GIVEN REQUEST -
Transcribe each record exactly. Include every one.

[BEGIN GIVEN INFORMATION]

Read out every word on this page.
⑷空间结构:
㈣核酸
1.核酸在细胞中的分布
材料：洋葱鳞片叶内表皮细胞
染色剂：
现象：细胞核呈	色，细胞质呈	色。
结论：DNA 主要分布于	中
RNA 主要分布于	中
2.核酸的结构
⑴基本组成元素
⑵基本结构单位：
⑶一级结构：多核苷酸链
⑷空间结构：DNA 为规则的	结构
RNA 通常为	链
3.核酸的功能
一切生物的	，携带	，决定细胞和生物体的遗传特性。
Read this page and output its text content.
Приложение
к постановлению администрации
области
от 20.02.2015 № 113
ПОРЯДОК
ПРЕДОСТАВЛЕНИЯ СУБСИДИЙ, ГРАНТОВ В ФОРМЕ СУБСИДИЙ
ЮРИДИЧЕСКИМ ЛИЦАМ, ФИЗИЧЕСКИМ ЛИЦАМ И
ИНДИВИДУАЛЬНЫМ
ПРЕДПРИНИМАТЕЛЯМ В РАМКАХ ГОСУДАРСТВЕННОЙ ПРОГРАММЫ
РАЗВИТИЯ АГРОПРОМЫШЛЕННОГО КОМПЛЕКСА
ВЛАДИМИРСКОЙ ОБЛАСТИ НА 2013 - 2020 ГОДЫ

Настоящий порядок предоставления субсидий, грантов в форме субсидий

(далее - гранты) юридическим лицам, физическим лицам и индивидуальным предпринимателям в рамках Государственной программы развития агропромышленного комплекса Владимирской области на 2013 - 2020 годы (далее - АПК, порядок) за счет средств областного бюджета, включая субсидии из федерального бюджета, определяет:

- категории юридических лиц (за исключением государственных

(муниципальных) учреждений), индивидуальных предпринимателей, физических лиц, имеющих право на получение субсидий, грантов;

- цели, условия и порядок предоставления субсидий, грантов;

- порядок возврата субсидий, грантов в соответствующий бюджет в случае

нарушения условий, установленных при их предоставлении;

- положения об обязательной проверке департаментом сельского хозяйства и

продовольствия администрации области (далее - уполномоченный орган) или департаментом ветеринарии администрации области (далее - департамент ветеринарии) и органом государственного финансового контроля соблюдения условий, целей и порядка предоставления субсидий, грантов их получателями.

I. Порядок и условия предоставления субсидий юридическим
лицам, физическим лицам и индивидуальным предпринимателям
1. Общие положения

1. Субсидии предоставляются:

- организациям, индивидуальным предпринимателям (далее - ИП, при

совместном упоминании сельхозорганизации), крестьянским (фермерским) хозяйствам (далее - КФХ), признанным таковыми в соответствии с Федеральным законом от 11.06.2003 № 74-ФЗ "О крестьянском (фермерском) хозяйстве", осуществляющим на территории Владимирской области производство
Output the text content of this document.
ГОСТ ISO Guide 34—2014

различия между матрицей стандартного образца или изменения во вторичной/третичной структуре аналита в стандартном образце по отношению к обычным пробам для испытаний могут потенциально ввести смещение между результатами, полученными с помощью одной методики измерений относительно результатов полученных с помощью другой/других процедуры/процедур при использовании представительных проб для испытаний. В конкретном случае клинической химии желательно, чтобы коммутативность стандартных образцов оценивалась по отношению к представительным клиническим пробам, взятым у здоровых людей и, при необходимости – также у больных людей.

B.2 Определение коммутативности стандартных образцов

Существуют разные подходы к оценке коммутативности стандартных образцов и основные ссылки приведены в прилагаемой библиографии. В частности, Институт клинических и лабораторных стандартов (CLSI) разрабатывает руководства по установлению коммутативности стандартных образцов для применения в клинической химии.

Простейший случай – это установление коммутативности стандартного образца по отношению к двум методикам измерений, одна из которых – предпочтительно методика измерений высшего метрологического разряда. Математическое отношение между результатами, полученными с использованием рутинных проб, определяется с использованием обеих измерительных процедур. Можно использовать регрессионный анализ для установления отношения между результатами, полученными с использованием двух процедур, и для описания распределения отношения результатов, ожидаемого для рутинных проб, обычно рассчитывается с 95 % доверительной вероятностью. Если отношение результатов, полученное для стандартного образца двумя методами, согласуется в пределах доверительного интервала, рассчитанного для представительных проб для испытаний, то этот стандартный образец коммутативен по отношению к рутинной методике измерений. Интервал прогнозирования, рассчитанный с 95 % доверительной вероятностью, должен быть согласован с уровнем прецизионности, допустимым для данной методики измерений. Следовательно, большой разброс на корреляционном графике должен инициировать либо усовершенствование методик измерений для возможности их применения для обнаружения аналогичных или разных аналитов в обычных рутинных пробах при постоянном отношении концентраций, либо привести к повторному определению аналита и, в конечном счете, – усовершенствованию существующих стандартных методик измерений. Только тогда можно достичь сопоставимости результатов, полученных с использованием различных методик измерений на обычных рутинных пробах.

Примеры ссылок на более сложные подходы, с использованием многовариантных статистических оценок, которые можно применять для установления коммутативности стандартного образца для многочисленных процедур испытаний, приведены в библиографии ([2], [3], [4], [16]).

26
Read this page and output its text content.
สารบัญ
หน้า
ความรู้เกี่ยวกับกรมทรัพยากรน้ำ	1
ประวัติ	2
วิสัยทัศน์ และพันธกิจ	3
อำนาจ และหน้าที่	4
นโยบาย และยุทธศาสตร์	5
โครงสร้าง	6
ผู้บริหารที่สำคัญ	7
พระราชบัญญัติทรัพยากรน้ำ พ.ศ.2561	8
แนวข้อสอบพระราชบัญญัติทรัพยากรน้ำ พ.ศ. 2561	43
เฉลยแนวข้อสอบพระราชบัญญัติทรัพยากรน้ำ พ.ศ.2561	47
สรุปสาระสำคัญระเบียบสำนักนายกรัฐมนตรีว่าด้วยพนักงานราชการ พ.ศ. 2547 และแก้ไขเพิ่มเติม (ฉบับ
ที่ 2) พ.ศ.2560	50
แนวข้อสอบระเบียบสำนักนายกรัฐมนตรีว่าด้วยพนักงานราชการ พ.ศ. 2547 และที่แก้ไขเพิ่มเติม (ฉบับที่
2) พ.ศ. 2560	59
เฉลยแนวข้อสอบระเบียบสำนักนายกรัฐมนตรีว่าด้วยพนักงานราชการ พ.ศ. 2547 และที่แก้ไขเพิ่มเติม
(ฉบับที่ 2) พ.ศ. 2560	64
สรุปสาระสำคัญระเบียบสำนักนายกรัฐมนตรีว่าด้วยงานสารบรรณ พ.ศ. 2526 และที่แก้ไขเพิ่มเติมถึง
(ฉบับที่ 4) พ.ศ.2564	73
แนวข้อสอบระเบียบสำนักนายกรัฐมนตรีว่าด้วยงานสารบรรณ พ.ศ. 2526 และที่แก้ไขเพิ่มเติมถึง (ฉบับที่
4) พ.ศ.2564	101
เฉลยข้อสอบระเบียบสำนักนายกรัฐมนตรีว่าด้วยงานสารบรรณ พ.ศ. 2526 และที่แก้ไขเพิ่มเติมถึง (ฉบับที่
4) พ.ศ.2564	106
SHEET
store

[END GIVEN INFORMATION]

THE RESPONSE -
Read out every word on this page.
⑷空间结构:
㈣核酸
1.核酸在细胞中的分布
材料：洋葱鳞片叶内表皮细胞
染色剂：
现象：细胞核呈	色，细胞质呈	色。
结论：DNA 主要分布于	中
RNA 主要分布于	中
2.核酸的结构
⑴基本组成元素
⑵基本结构单位：
⑶一级结构：多核苷酸链
⑷空间结构：DNA 为规则的	结构
RNA 通常为	链
3.核酸的功能
一切生物的	，携带	，决定细胞和生物体的遗传特性。
Read this page and output its text content.
Приложение
к постановлению администрации
области
от 20.02.2015 № 113
ПОРЯДОК
ПРЕДОСТАВЛЕНИЯ СУБСИДИЙ, ГРАНТОВ В ФОРМЕ СУБСИДИЙ
ЮРИДИЧЕСКИМ ЛИЦАМ, ФИЗИЧЕСКИМ ЛИЦАМ И
ИНДИВИДУАЛЬНЫМ
ПРЕДПРИНИМАТЕЛЯМ В РАМКАХ ГОСУДАРСТВЕННОЙ ПРОГРАММЫ
РАЗВИТИЯ АГРОПРОМЫШЛЕННОГО КОМПЛЕКСА
ВЛАДИМИРСКОЙ ОБЛАСТИ НА 2013 - 2020 ГОДЫ

Настоящий порядок предоставления субсидий, грантов в форме субсидий

(далее - гранты) юридическим лицам, физическим лицам и индивидуальным предпринимателям в рамках Государственной программы развития агропромышленного комплекса Владимирской области на 2013 - 2020 годы (далее - АПК, порядок) за счет средств областного бюджета, включая субсидии из федерального бюджета, определяет:

- категории юридических лиц (за исключением государственных

(муниципальных) учреждений), индивидуальных предпринимателей, физических лиц, имеющих право на получение субсидий, грантов;

- цели, условия и порядок предоставления субсидий, грантов;

- порядок возврата субсидий, грантов в соответствующий бюджет в случае

нарушения условий, установленных при их предоставлении;

- положения об обязательной проверке департаментом сельского хозяйства и

продовольствия администрации области (далее - уполномоченный орган) или департаментом ветеринарии администрации области (далее - департамент ветеринарии) и органом государственного финансового контроля соблюдения условий, целей и порядка предоставления субсидий, грантов их получателями.

I. Порядок и условия предоставления субсидий юридическим
лицам, физическим лицам и индивидуальным предпринимателям
1. Общие положения

1. Субсидии предоставляются:

- организациям, индивидуальным предпринимателям (далее - ИП, при

совместном упоминании сельхозорганизации), крестьянским (фермерским) хозяйствам (далее - КФХ), признанным таковыми в соответствии с Федеральным законом от 11.06.2003 № 74-ФЗ "О крестьянском (фермерском) хозяйстве", осуществляющим на территории Владимирской области производство
Output the text content of this document.
ГОСТ ISO Guide 34—2014

различия между матрицей стандартного образца или изменения во вторичной/третичной структуре аналита в стандартном образце по отношению к обычным пробам для испытаний могут потенциально ввести смещение между результатами, полученными с помощью одной методики измерений относительно результатов полученных с помощью другой/других процедуры/процедур при использовании представительных проб для испытаний. В конкретном случае клинической химии желательно, чтобы коммутативность стандартных образцов оценивалась по отношению к представительным клиническим пробам, взятым у здоровых людей и, при необходимости – также у больных людей.

B.2 Определение коммутативности стандартных образцов

Существуют разные подходы к оценке коммутативности стандартных образцов и основные ссылки приведены в прилагаемой библиографии. В частности, Институт клинических и лабораторных стандартов (CLSI) разрабатывает руководства по установлению коммутативности стандартных образцов для применения в клинической химии.

Простейший случай – это установление коммутативности стандартного образца по отношению к двум методикам измерений, одна из которых – предпочтительно методика измерений высшего метрологического разряда. Математическое отношение между результатами, полученными с использованием рутинных проб, определяется с использованием обеих измерительных процедур. Можно использовать регрессионный анализ для установления отношения между результатами, полученными с использованием двух процедур, и для описания распределения отношения результатов, ожидаемого для рутинных проб, обычно рассчитывается с 95 % доверительной вероятностью. Если отношение результатов, полученное для стандартного образца двумя методами, согласуется в пределах доверительного интервала, рассчитанного для представительных проб для испытаний, то этот стандартный образец коммутативен по отношению к рутинной методике измерений. Интервал прогнозирования, рассчитанный с 95 % доверительной вероятностью, должен быть согласован с уровнем прецизионности, допустимым для данной методики измерений. Следовательно, большой разброс на корреляционном графике должен инициировать либо усовершенствование методик измерений для возможности их применения для обнаружения аналогичных или разных аналитов в обычных рутинных пробах при постоянном отношении концентраций, либо привести к повторному определению аналита и, в конечном счете, – усовершенствованию существующих стандартных методик измерений. Только тогда можно достичь сопоставимости результатов, полученных с использованием различных методик измерений на обычных рутинных пробах.

Примеры ссылок на более сложные подходы, с использованием многовариантных статистических оценок, которые можно применять для установления коммутативности стандартного образца для многочисленных процедур испытаний, приведены в библиографии ([2], [3], [4], [16]).

26
Read this page and output its text content.
สารบัญ
หน้า
ความรู้เกี่ยวกับกรมทรัพยากรน้ำ	1
ประวัติ	2
วิสัยทัศน์ และพันธกิจ	3
อำนาจ และหน้าที่	4
นโยบาย และยุทธศาสตร์	5
โครงสร้าง	6
ผู้บริหารที่สำคัญ	7
พระราชบัญญัติทรัพยากรน้ำ พ.ศ.2561	8
แนวข้อสอบพระราชบัญญัติทรัพยากรน้ำ พ.ศ. 2561	43
เฉลยแนวข้อสอบพระราชบัญญัติทรัพยากรน้ำ พ.ศ.2561	47
สรุปสาระสำคัญระเบียบสำนักนายกรัฐมนตรีว่าด้วยพนักงานราชการ พ.ศ. 2547 และแก้ไขเพิ่มเติม (ฉบับ
ที่ 2) พ.ศ.2560	50
แนวข้อสอบระเบียบสำนักนายกรัฐมนตรีว่าด้วยพนักงานราชการ พ.ศ. 2547 และที่แก้ไขเพิ่มเติม (ฉบับที่
2) พ.ศ. 2560	59
เฉลยแนวข้อสอบระเบียบสำนักนายกรัฐมนตรีว่าด้วยพนักงานราชการ พ.ศ. 2547 และที่แก้ไขเพิ่มเติม
(ฉบับที่ 2) พ.ศ. 2560	64
สรุปสาระสำคัญระเบียบสำนักนายกรัฐมนตรีว่าด้วยงานสารบรรณ พ.ศ. 2526 และที่แก้ไขเพิ่มเติมถึง
(ฉบับที่ 4) พ.ศ.2564	73
แนวข้อสอบระเบียบสำนักนายกรัฐมนตรีว่าด้วยงานสารบรรณ พ.ศ. 2526 และที่แก้ไขเพิ่มเติมถึง (ฉบับที่
4) พ.ศ.2564	101
เฉลยข้อสอบระเบียบสำนักนายกรัฐมนตรีว่าด้วยงานสารบรรณ พ.ศ. 2526 และที่แก้ไขเพิ่มเติมถึง (ฉบับที่
4) พ.ศ.2564	106
SHEET
store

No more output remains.